◆ INSTRUCTIONS FOR THE TASK
Reproduce each record exactly.

◆ INFORMATION SHOWN
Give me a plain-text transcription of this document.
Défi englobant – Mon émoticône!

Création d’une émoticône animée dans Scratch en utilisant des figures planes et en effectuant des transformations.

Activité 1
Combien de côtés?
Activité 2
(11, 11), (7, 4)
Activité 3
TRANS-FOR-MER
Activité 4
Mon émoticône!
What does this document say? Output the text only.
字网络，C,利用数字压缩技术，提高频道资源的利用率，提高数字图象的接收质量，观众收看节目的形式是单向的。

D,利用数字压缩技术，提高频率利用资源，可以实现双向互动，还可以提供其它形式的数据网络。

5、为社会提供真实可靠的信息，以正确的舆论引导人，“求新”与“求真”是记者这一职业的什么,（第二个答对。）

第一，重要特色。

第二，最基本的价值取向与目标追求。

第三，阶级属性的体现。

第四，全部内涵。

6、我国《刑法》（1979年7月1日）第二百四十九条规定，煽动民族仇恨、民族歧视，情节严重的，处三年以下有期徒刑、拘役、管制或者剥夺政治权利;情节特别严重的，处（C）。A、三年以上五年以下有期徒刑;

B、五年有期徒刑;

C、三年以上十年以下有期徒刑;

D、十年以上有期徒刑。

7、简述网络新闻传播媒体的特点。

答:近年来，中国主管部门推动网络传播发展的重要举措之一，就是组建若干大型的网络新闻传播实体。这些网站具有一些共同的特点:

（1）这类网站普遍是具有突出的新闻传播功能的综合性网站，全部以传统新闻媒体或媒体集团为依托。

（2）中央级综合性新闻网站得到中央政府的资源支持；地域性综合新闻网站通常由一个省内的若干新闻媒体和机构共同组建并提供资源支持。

◆ SOLUTION TO THE EXERCISE
Give me a plain-text transcription of this document.
Défi englobant – Mon émoticône!

Création d’une émoticône animée dans Scratch en utilisant des figures planes et en effectuant des transformations.

Activité 1
Combien de côtés?
Activité 2
(11, 11), (7, 4)
Activité 3
TRANS-FOR-MER
Activité 4
Mon émoticône!
What does this document say? Output the text only.
字网络，C,利用数字压缩技术，提高频道资源的利用率，提高数字图象的接收质量，观众收看节目的形式是单向的。

D,利用数字压缩技术，提高频率利用资源，可以实现双向互动，还可以提供其它形式的数据网络。

5、为社会提供真实可靠的信息，以正确的舆论引导人，“求新”与“求真”是记者这一职业的什么,（第二个答对。）

第一，重要特色。

第二，最基本的价值取向与目标追求。

第三，阶级属性的体现。

第四，全部内涵。

6、我国《刑法》（1979年7月1日）第二百四十九条规定，煽动民族仇恨、民族歧视，情节严重的，处三年以下有期徒刑、拘役、管制或者剥夺政治权利;情节特别严重的，处（C）。A、三年以上五年以下有期徒刑;

B、五年有期徒刑;

C、三年以上十年以下有期徒刑;

D、十年以上有期徒刑。

7、简述网络新闻传播媒体的特点。

答:近年来，中国主管部门推动网络传播发展的重要举措之一，就是组建若干大型的网络新闻传播实体。这些网站具有一些共同的特点:

（1）这类网站普遍是具有突出的新闻传播功能的综合性网站，全部以传统新闻媒体或媒体集团为依托。

（2）中央级综合性新闻网站得到中央政府的资源支持；地域性综合新闻网站通常由一个省内的若干新闻媒体和机构共同组建并提供资源支持。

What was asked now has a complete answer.